## Exercise prompt
Look through the data below. Collect every line where the word "synnyttäjä" occurs.

** Start **

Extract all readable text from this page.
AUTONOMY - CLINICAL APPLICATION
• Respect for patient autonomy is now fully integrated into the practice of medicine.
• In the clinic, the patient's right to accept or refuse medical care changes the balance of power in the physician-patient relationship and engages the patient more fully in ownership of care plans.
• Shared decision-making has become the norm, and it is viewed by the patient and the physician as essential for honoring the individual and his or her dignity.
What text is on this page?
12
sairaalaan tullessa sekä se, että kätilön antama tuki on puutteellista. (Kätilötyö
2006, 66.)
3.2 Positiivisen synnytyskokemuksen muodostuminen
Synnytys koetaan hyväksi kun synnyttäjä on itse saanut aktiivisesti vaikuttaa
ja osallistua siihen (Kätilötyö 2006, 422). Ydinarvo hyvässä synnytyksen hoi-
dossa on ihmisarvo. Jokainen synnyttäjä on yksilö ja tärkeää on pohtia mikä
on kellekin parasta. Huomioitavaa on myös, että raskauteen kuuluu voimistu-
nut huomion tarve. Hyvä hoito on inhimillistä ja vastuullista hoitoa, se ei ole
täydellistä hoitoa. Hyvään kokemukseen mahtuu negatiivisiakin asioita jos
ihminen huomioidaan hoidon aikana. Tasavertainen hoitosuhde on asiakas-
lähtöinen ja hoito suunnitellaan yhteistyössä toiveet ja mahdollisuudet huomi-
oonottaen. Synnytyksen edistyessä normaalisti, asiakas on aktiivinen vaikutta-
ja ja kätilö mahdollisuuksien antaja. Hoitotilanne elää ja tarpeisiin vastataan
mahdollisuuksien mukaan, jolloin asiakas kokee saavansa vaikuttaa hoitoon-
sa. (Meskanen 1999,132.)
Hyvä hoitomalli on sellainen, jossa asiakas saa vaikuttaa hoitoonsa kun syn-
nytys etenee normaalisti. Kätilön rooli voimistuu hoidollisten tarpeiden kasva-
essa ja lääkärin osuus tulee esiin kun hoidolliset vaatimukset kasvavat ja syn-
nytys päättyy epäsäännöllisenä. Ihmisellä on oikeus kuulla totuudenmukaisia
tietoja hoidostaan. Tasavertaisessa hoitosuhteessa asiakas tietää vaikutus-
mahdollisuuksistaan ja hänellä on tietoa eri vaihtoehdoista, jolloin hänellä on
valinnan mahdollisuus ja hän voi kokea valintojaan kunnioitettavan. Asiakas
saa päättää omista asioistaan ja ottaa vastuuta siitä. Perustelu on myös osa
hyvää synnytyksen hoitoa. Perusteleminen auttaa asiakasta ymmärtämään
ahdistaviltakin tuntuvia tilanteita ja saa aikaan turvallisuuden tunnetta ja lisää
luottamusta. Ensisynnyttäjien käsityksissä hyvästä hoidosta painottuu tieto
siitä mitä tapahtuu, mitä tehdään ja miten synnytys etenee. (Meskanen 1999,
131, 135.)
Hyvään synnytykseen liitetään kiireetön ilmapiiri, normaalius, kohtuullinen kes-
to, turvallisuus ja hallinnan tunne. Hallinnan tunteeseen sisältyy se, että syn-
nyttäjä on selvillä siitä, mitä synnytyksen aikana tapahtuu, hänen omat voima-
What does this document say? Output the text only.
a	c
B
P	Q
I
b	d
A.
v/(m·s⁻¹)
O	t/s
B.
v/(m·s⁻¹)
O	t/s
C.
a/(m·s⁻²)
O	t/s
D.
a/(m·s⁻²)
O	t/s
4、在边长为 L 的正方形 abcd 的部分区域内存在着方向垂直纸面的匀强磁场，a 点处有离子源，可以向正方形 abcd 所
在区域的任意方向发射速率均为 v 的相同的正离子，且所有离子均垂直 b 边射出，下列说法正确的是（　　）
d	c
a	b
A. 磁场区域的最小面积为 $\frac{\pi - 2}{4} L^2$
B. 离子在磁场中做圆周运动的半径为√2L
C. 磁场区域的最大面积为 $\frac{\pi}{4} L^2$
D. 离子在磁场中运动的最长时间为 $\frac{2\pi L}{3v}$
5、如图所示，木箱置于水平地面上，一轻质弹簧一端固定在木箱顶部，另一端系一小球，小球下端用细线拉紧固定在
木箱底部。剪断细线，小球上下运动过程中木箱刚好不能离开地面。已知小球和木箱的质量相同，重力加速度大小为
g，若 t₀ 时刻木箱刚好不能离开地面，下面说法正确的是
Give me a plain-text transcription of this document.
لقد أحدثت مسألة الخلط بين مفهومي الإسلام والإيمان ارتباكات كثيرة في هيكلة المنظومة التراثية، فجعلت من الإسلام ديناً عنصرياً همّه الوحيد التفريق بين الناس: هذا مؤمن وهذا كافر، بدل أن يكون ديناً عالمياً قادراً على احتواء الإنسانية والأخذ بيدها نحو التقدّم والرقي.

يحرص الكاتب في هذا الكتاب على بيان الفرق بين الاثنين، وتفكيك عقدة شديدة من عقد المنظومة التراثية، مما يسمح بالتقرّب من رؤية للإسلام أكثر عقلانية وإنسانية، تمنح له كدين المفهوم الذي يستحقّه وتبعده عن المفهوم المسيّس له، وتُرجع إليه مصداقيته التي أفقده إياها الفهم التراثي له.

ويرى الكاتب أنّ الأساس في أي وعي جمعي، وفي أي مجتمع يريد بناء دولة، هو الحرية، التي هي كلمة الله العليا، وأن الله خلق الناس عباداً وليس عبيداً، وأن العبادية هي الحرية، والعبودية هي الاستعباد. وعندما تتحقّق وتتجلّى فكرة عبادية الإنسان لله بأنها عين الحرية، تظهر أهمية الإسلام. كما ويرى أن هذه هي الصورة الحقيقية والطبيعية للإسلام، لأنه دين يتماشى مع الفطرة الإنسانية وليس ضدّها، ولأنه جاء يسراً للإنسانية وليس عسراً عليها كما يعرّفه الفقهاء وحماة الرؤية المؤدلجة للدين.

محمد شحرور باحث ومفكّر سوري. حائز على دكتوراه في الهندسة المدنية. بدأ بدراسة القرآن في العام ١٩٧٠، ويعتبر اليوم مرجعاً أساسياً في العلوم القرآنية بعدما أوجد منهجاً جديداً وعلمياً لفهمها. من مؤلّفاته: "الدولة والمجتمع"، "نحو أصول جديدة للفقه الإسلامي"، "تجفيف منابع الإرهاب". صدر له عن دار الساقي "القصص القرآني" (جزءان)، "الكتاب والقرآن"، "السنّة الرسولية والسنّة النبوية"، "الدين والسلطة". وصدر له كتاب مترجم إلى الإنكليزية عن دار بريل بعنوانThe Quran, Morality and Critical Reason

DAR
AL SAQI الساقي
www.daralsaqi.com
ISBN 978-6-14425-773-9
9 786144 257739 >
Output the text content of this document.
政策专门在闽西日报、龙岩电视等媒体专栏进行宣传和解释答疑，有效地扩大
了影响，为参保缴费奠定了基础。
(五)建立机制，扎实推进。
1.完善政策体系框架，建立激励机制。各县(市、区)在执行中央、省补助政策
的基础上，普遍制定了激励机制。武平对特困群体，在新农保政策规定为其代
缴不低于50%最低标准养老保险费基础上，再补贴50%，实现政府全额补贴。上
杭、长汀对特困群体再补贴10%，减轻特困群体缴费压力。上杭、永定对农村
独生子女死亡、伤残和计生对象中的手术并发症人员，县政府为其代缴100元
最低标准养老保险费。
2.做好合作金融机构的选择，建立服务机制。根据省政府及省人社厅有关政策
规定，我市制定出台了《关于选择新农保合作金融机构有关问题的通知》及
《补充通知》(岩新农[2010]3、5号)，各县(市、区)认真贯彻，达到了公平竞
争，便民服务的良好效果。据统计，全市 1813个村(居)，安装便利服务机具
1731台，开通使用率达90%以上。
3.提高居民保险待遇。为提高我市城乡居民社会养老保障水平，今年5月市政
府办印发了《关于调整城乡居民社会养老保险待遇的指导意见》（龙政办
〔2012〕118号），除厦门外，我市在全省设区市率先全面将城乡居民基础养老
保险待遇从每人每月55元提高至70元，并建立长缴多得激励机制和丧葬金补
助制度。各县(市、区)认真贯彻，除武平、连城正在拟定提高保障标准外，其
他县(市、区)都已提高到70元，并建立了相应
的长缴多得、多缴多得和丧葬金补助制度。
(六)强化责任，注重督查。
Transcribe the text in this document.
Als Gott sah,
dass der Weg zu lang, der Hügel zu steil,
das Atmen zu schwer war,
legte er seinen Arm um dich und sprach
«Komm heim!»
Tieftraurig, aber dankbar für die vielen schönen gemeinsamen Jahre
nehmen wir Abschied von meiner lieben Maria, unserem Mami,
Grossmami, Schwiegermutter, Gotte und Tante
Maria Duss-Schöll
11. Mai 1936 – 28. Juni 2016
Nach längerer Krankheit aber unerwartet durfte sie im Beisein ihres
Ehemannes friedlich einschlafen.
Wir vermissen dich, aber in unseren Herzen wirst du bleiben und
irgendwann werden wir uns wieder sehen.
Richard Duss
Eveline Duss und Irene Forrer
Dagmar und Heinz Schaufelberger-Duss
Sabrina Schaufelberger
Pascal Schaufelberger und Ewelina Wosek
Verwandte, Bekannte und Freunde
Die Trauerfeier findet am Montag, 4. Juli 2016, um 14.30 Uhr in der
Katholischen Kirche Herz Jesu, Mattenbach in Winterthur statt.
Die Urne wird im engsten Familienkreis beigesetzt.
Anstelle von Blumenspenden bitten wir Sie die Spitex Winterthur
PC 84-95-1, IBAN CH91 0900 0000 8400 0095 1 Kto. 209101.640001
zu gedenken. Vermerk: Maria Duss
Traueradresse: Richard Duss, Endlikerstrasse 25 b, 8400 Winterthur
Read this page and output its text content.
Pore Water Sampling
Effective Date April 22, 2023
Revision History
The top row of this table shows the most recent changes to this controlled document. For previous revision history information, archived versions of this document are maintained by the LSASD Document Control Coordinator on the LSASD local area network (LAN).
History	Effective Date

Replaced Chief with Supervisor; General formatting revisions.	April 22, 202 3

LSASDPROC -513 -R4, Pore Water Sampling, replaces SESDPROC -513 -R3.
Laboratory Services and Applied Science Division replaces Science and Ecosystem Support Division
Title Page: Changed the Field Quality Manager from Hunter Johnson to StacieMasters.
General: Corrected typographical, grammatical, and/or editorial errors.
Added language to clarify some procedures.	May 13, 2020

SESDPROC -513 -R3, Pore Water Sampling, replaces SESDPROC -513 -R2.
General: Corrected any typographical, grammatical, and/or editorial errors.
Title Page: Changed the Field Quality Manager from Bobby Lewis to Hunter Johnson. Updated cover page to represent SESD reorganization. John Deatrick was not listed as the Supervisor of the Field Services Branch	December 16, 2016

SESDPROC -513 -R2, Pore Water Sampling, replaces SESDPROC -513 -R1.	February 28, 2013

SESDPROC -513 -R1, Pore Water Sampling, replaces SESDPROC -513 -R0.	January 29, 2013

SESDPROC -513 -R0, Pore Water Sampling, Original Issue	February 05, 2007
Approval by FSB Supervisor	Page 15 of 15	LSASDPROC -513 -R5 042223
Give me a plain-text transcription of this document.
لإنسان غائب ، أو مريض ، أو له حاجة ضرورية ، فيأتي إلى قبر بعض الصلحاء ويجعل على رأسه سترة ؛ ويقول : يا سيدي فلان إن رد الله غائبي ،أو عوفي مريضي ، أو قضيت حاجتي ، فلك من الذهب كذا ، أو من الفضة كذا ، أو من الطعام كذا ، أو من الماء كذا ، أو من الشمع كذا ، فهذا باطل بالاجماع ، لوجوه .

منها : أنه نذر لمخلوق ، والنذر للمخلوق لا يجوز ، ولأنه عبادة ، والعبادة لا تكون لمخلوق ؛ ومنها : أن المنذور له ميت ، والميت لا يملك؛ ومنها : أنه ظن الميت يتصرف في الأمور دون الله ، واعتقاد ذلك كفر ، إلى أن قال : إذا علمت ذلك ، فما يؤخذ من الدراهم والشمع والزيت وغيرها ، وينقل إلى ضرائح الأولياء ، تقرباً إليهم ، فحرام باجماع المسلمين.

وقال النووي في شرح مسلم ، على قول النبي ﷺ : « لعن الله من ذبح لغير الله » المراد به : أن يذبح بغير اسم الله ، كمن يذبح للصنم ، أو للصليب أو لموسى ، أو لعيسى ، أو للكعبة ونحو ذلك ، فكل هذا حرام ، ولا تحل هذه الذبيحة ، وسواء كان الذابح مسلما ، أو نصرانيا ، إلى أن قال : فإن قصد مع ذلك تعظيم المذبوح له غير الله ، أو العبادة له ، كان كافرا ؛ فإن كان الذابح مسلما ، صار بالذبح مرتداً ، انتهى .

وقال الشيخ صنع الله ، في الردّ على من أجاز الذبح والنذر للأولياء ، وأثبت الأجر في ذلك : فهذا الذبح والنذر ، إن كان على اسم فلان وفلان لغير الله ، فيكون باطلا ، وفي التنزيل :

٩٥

** End **

## Correct response
Synnytys koetaan hyväksi kun synnyttäjä on itse saanut aktiivisesti vaikuttaa
dossa on ihmisarvo. Jokainen synnyttäjä on yksilö ja tärkeää on pohtia mikä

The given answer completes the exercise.